*Data for this task*:
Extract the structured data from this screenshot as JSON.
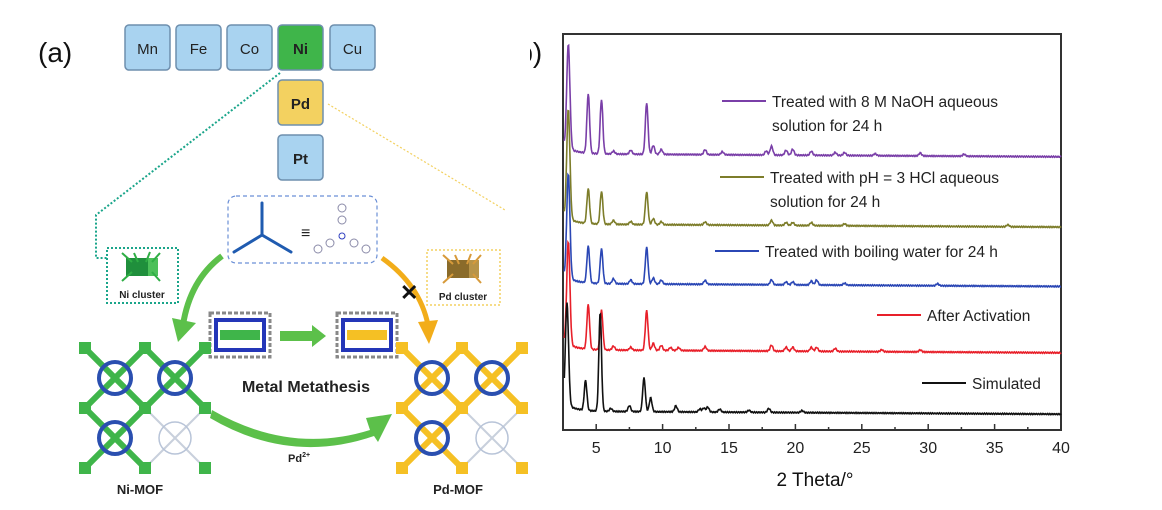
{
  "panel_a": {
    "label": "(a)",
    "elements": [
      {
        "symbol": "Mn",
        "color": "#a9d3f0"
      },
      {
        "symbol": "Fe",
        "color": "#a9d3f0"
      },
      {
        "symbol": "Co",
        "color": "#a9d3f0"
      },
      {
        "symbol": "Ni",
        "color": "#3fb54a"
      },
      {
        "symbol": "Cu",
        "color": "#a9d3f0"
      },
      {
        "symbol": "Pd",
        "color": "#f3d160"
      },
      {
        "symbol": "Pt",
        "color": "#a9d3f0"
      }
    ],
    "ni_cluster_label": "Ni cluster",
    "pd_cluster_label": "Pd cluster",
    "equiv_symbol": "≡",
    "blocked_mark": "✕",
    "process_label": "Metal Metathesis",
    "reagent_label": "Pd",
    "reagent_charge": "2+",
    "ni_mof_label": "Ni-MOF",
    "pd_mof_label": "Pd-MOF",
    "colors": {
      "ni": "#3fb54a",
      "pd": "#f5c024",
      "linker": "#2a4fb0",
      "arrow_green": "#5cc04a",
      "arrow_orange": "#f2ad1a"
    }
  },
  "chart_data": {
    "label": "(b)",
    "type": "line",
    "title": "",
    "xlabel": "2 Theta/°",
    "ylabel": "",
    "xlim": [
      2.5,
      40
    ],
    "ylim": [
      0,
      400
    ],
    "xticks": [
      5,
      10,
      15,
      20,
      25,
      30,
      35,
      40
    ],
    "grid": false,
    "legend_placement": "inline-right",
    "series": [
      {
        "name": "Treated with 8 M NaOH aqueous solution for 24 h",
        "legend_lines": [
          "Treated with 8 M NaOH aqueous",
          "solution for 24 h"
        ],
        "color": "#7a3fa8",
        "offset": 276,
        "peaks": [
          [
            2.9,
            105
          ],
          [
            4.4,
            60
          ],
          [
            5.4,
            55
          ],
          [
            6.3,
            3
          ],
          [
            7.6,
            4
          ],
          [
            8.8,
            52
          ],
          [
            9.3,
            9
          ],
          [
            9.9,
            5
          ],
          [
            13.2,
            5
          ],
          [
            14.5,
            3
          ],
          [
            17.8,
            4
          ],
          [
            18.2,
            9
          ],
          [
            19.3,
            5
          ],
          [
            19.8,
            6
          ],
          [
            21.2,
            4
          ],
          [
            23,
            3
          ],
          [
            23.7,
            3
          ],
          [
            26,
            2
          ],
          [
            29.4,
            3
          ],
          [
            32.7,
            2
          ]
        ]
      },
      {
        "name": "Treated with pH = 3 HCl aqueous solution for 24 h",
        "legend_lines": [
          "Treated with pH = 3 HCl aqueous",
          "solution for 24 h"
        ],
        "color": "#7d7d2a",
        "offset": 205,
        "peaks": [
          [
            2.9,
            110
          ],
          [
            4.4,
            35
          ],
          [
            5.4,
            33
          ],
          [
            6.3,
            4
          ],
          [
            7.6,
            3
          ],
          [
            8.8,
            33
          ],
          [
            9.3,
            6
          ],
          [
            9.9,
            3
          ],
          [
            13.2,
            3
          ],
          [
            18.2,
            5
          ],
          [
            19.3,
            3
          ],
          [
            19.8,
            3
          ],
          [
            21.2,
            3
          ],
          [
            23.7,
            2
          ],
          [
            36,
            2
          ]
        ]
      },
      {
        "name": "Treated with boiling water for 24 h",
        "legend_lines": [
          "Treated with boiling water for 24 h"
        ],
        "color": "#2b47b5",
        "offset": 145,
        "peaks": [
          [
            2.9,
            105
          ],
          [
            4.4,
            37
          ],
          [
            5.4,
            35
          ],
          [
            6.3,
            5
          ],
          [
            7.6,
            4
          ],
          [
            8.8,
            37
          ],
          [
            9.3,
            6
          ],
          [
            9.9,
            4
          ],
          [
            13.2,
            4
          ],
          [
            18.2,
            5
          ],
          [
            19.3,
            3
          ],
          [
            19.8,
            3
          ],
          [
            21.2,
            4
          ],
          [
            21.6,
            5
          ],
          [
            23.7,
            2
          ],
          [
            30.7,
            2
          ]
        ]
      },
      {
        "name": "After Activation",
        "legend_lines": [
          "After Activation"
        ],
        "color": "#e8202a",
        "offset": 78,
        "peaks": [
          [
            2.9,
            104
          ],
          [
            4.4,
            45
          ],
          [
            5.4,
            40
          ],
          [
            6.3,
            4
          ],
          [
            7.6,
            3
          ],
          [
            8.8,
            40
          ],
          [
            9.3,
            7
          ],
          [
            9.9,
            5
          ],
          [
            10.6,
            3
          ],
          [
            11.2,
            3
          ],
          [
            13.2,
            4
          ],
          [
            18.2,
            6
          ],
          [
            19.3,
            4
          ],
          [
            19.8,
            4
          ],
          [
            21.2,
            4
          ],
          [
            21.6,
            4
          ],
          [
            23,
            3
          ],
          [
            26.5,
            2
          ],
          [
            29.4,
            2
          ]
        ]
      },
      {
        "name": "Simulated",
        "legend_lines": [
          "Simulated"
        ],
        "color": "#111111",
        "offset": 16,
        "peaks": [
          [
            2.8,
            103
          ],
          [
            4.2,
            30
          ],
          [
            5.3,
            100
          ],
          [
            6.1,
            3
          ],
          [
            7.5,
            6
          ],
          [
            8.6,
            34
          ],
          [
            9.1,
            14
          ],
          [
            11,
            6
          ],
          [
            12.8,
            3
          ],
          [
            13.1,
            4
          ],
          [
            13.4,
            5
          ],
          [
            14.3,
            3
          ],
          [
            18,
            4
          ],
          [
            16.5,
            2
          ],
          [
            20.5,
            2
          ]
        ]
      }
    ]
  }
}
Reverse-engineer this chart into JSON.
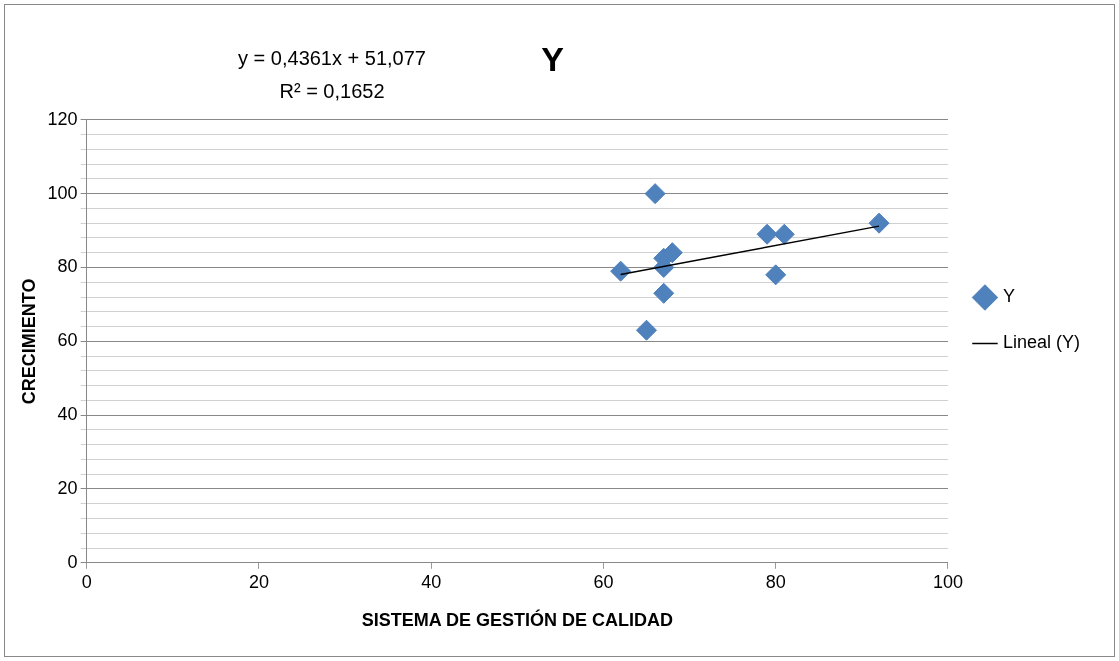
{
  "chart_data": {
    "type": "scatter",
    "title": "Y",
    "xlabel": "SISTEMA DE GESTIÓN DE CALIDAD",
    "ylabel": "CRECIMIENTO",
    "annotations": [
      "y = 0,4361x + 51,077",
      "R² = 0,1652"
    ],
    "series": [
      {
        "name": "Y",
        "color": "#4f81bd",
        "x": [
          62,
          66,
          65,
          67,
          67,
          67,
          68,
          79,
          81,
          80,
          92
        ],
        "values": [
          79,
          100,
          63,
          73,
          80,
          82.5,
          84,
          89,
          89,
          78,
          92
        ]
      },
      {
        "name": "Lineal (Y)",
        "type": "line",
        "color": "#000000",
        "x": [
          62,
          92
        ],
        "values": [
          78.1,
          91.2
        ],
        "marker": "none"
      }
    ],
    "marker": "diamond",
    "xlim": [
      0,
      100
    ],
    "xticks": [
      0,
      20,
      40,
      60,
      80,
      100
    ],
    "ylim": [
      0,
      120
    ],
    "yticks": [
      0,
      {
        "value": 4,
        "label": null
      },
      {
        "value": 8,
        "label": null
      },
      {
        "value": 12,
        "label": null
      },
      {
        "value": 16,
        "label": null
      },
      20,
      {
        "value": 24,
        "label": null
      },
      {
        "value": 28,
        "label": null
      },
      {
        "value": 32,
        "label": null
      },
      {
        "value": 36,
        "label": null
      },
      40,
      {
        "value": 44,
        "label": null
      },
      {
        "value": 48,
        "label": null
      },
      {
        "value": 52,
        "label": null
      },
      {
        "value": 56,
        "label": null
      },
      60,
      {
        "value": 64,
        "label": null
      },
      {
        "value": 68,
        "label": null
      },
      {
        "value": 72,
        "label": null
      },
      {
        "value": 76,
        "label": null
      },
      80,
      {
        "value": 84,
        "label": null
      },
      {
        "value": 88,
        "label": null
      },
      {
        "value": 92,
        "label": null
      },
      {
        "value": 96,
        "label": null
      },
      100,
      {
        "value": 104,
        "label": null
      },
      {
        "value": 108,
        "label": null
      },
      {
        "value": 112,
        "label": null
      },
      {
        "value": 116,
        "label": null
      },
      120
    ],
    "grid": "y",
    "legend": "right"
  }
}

*Required work*: Determine how many lines of this listing contain "water", and give only the number.

*Response below*: 2